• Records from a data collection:
..........

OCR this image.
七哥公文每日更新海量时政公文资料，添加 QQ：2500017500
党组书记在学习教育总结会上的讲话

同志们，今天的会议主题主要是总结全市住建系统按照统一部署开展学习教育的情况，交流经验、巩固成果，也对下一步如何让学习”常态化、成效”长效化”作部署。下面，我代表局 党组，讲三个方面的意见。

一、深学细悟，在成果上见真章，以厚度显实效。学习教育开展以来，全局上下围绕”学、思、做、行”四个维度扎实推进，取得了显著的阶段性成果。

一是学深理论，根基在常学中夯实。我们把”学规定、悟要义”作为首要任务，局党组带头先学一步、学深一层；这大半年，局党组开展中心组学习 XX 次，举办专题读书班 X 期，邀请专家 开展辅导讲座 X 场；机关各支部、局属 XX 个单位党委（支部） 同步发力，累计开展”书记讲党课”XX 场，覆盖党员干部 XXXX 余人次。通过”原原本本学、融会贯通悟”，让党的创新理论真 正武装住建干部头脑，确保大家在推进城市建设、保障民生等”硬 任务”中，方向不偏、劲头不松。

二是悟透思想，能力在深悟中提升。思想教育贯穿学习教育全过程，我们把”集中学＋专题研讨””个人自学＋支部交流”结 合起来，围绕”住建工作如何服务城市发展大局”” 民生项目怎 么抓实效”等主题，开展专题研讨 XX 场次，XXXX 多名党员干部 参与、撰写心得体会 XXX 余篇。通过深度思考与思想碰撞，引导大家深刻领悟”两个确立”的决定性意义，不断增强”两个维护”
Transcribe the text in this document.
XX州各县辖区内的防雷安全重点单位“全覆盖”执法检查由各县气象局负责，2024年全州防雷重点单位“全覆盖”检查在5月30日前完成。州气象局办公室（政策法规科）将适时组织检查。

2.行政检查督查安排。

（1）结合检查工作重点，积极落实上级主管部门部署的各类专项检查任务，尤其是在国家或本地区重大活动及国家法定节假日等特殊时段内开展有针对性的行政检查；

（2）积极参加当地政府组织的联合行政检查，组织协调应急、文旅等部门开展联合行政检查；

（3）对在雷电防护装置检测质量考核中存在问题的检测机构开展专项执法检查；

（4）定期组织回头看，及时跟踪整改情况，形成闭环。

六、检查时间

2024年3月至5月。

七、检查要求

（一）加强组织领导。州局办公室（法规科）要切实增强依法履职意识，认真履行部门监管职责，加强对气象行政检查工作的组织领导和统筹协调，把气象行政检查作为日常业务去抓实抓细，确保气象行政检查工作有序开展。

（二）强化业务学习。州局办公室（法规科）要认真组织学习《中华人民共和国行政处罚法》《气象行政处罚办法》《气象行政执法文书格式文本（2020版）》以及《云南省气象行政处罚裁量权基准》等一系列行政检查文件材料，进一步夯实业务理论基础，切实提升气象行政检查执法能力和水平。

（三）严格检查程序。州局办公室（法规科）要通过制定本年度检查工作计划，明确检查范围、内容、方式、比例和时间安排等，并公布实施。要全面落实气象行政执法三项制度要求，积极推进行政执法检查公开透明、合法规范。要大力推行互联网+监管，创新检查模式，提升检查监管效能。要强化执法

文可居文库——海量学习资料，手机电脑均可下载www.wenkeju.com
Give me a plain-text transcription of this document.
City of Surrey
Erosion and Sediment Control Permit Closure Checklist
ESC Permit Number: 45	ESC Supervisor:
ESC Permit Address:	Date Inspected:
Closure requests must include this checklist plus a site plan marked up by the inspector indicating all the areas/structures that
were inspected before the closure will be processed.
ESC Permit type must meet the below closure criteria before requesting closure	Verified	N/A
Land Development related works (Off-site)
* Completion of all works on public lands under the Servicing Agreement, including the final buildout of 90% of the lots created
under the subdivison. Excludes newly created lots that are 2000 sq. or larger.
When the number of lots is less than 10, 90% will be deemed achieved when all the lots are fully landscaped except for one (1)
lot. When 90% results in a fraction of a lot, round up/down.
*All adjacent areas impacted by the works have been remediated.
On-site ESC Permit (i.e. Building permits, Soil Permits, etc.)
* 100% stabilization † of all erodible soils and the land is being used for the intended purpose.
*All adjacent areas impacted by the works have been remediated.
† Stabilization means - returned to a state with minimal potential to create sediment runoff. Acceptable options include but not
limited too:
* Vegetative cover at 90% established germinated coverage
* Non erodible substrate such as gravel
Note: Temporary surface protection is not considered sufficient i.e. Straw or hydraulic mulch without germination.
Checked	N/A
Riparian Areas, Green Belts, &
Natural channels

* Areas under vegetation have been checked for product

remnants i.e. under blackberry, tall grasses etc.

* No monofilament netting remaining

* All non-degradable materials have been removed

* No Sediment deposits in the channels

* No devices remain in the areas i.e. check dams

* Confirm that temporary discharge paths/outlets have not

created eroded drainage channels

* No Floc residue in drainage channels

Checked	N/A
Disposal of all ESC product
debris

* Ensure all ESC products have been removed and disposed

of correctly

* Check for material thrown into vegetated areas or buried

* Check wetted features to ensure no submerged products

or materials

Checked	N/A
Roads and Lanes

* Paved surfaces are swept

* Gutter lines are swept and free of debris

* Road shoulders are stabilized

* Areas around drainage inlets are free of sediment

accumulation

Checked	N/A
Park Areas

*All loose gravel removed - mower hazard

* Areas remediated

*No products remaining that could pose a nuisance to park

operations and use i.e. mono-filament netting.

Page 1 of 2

..........

• Given request:
Output the full listing exactly as it stands.

• Answer:
OCR this image.
七哥公文每日更新海量时政公文资料，添加 QQ：2500017500
党组书记在学习教育总结会上的讲话

同志们，今天的会议主题主要是总结全市住建系统按照统一部署开展学习教育的情况，交流经验、巩固成果，也对下一步如何让学习”常态化、成效”长效化”作部署。下面，我代表局 党组，讲三个方面的意见。

一、深学细悟，在成果上见真章，以厚度显实效。学习教育开展以来，全局上下围绕”学、思、做、行”四个维度扎实推进，取得了显著的阶段性成果。

一是学深理论，根基在常学中夯实。我们把”学规定、悟要义”作为首要任务，局党组带头先学一步、学深一层；这大半年，局党组开展中心组学习 XX 次，举办专题读书班 X 期，邀请专家 开展辅导讲座 X 场；机关各支部、局属 XX 个单位党委（支部） 同步发力，累计开展”书记讲党课”XX 场，覆盖党员干部 XXXX 余人次。通过”原原本本学、融会贯通悟”，让党的创新理论真 正武装住建干部头脑，确保大家在推进城市建设、保障民生等”硬 任务”中，方向不偏、劲头不松。

二是悟透思想，能力在深悟中提升。思想教育贯穿学习教育全过程，我们把”集中学＋专题研讨””个人自学＋支部交流”结 合起来，围绕”住建工作如何服务城市发展大局”” 民生项目怎 么抓实效”等主题，开展专题研讨 XX 场次，XXXX 多名党员干部 参与、撰写心得体会 XXX 余篇。通过深度思考与思想碰撞，引导大家深刻领悟”两个确立”的决定性意义，不断增强”两个维护”
Transcribe the text in this document.
XX州各县辖区内的防雷安全重点单位“全覆盖”执法检查由各县气象局负责，2024年全州防雷重点单位“全覆盖”检查在5月30日前完成。州气象局办公室（政策法规科）将适时组织检查。

2.行政检查督查安排。

（1）结合检查工作重点，积极落实上级主管部门部署的各类专项检查任务，尤其是在国家或本地区重大活动及国家法定节假日等特殊时段内开展有针对性的行政检查；

（2）积极参加当地政府组织的联合行政检查，组织协调应急、文旅等部门开展联合行政检查；

（3）对在雷电防护装置检测质量考核中存在问题的检测机构开展专项执法检查；

（4）定期组织回头看，及时跟踪整改情况，形成闭环。

六、检查时间

2024年3月至5月。

七、检查要求

（一）加强组织领导。州局办公室（法规科）要切实增强依法履职意识，认真履行部门监管职责，加强对气象行政检查工作的组织领导和统筹协调，把气象行政检查作为日常业务去抓实抓细，确保气象行政检查工作有序开展。

（二）强化业务学习。州局办公室（法规科）要认真组织学习《中华人民共和国行政处罚法》《气象行政处罚办法》《气象行政执法文书格式文本（2020版）》以及《云南省气象行政处罚裁量权基准》等一系列行政检查文件材料，进一步夯实业务理论基础，切实提升气象行政检查执法能力和水平。

（三）严格检查程序。州局办公室（法规科）要通过制定本年度检查工作计划，明确检查范围、内容、方式、比例和时间安排等，并公布实施。要全面落实气象行政执法三项制度要求，积极推进行政执法检查公开透明、合法规范。要大力推行互联网+监管，创新检查模式，提升检查监管效能。要强化执法

文可居文库——海量学习资料，手机电脑均可下载www.wenkeju.com
Give me a plain-text transcription of this document.
City of Surrey
Erosion and Sediment Control Permit Closure Checklist
ESC Permit Number: 45	ESC Supervisor:
ESC Permit Address:	Date Inspected:
Closure requests must include this checklist plus a site plan marked up by the inspector indicating all the areas/structures that
were inspected before the closure will be processed.
ESC Permit type must meet the below closure criteria before requesting closure	Verified	N/A
Land Development related works (Off-site)
* Completion of all works on public lands under the Servicing Agreement, including the final buildout of 90% of the lots created
under the subdivison. Excludes newly created lots that are 2000 sq. or larger.
When the number of lots is less than 10, 90% will be deemed achieved when all the lots are fully landscaped except for one (1)
lot. When 90% results in a fraction of a lot, round up/down.
*All adjacent areas impacted by the works have been remediated.
On-site ESC Permit (i.e. Building permits, Soil Permits, etc.)
* 100% stabilization † of all erodible soils and the land is being used for the intended purpose.
*All adjacent areas impacted by the works have been remediated.
† Stabilization means - returned to a state with minimal potential to create sediment runoff. Acceptable options include but not
limited too:
* Vegetative cover at 90% established germinated coverage
* Non erodible substrate such as gravel
Note: Temporary surface protection is not considered sufficient i.e. Straw or hydraulic mulch without germination.
Checked	N/A
Riparian Areas, Green Belts, &
Natural channels

* Areas under vegetation have been checked for product

remnants i.e. under blackberry, tall grasses etc.

* No monofilament netting remaining

* All non-degradable materials have been removed

* No Sediment deposits in the channels

* No devices remain in the areas i.e. check dams

* Confirm that temporary discharge paths/outlets have not

created eroded drainage channels

* No Floc residue in drainage channels

Checked	N/A
Disposal of all ESC product
debris

* Ensure all ESC products have been removed and disposed

of correctly

* Check for material thrown into vegetated areas or buried

* Check wetted features to ensure no submerged products

or materials

Checked	N/A
Roads and Lanes

* Paved surfaces are swept

* Gutter lines are swept and free of debris

* Road shoulders are stabilized

* Areas around drainage inlets are free of sediment

accumulation

Checked	N/A
Park Areas

*All loose gravel removed - mower hazard

* Areas remediated

*No products remaining that could pose a nuisance to park

operations and use i.e. mono-filament netting.

Page 1 of 2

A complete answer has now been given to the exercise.